━━ TRECHO DO DOCUMENTO ━━

A Dívida Pública Federal (DPF) voltou a subir em outubro, impulsionada principalmente pela emissão de títulos atrelados à Selic. Segundo dados do Tesouro Nacional, o estoque da dívida passou de R$ 8,12 trilhões em setembro para R$ 8,25 trilhões em outubro, alta de 1,62%. Com a Taxa Selic em 15% ao ano, a apropriação de juros, que somou R$ 85,2 bilhões no mês, continua pressionando o endividamento. No período, o Tesouro emitiu R$ 41,3 bilhões líquidos em títulos, elevando a Dívida Pública Mobiliária interna para R$ 7,94 trilhões.
A dívida externa também cresceu 1,17%, atingindo R$ 305 bilhões, resultado influenciado pela valorização do dólar. Já o colchão da dívida pública, reserva usada para amortecer períodos de instabilidade, aumentou para R$ 1,048 trilhão, suficiente para cobrir 8,8 meses de vencimentos. A composição da dívida apresentou leve mudança: títulos atrelados à Selic subiram para 48,19% do total, enquanto papéis prefixados e corrigidos pela inflação recuaram. O prazo médio da DPF caiu de 4,16 para 4,14 anos.

━━━
━━ CONJUNTO DE DADOS ━━

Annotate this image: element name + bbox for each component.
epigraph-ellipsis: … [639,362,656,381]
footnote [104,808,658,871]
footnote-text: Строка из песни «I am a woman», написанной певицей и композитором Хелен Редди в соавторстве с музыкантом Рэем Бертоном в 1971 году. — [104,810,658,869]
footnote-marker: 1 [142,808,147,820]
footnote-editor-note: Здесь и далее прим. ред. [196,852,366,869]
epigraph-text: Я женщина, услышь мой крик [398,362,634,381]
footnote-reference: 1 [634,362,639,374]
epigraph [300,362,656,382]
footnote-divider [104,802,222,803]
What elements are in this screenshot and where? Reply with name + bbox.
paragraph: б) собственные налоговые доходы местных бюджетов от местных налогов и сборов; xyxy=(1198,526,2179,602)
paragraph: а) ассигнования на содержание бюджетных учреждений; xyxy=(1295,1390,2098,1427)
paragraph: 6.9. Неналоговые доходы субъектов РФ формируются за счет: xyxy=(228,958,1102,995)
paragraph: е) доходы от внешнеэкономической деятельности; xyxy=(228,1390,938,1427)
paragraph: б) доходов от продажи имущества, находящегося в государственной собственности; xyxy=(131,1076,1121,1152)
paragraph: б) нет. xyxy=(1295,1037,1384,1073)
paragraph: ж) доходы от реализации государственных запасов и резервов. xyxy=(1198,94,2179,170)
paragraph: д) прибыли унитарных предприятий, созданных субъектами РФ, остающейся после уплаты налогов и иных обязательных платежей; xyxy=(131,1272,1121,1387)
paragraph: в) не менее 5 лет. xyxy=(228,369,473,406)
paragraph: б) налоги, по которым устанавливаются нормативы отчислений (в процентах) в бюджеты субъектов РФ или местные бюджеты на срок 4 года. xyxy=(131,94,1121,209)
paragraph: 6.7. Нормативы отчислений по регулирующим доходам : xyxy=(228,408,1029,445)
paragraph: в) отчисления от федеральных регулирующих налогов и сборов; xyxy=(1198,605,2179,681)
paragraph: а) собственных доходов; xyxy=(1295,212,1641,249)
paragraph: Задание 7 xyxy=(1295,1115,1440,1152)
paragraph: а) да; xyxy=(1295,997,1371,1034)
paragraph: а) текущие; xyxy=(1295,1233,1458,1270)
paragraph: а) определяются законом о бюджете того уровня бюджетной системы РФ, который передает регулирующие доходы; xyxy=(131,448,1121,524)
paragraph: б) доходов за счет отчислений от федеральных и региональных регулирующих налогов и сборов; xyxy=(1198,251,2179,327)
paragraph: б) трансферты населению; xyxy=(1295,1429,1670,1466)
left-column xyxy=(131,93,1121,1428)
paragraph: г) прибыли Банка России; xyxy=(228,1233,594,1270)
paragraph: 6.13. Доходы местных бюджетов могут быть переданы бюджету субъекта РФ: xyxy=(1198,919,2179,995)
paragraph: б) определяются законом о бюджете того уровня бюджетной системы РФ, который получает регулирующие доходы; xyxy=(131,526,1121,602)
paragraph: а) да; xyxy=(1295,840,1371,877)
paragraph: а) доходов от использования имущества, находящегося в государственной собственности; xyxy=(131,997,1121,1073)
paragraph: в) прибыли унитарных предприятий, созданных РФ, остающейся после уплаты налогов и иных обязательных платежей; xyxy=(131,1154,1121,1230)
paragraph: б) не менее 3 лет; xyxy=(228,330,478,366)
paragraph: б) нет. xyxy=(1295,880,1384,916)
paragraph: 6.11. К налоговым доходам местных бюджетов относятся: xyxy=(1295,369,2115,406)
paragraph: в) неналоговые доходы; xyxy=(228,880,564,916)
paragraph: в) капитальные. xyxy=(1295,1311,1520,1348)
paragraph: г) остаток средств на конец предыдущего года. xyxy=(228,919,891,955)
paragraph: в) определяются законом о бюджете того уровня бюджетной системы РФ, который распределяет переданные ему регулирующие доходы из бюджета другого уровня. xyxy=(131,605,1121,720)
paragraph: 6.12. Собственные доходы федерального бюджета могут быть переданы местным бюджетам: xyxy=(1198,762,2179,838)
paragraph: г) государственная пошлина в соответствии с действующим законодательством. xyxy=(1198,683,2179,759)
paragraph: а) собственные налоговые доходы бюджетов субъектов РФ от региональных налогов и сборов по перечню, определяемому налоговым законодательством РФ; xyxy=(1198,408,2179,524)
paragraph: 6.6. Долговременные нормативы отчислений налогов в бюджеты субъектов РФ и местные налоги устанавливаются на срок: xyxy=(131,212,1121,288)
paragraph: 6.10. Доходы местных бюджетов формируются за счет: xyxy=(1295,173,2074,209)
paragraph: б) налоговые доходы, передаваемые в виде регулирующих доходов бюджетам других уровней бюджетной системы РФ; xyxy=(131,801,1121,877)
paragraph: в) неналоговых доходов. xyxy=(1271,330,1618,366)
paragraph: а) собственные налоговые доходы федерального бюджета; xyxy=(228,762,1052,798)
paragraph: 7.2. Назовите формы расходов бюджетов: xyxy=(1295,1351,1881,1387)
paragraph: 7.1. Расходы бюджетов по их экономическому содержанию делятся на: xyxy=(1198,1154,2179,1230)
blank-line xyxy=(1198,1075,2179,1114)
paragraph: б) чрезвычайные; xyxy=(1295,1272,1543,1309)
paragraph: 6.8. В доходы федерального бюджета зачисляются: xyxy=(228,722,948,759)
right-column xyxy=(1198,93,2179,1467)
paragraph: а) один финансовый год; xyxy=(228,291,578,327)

━━━

● LISTA DE TAREFAS:
(a) Diga se cada afirmação abaixo concorda com o trecho do documento, respondendo sim ou não e citando as palavras do trecho que decidem a questão: (i) o estoque da dívida subiu de R$ 8,12 trilhões para R$ 8,25 trilhões entre setembro e outubro; (ii) a dívida externa diminuiu em outubro; (iii) o prazo médio da DPF aumentou.
(b) Por favor, reescreva em forma de lista o parágrafo do trecho do documento que começa com "A dívida externa também cresceu", mantendo os fatos principais.
(c) Segundo o trecho do documento, quanto somou a apropriação de juros no mês?
Responda com base somente no trecho do documento.

● RESPOSTAS DAS TAREFAS:
(a)
(i) Sim: "o estoque da dívida passou de R$ 8,12 trilhões em setembro para R$ 8,25 trilhões em outubro".
(ii) Não: "A dívida externa também cresceu 1,17%, atingindo R$ 305 bilhões".
(iii) Não: "O prazo médio da DPF caiu de 4,16 para 4,14 anos."

(b)
- Dívida externa: alta de 1,17%, chegando a R$ 305 bilhões, influenciada pela valorização do dólar.
- Colchão da dívida pública: subiu para R$ 1,048 trilhão, o suficiente para cobrir 8,8 meses de vencimentos.
- Composição: títulos atrelados à Selic passaram a 48,19% do total; prefixados e corrigidos pela inflação recuaram.
- Prazo médio da DPF: caiu de 4,16 para 4,14 anos.

(c) R$ 85,2 bilhões.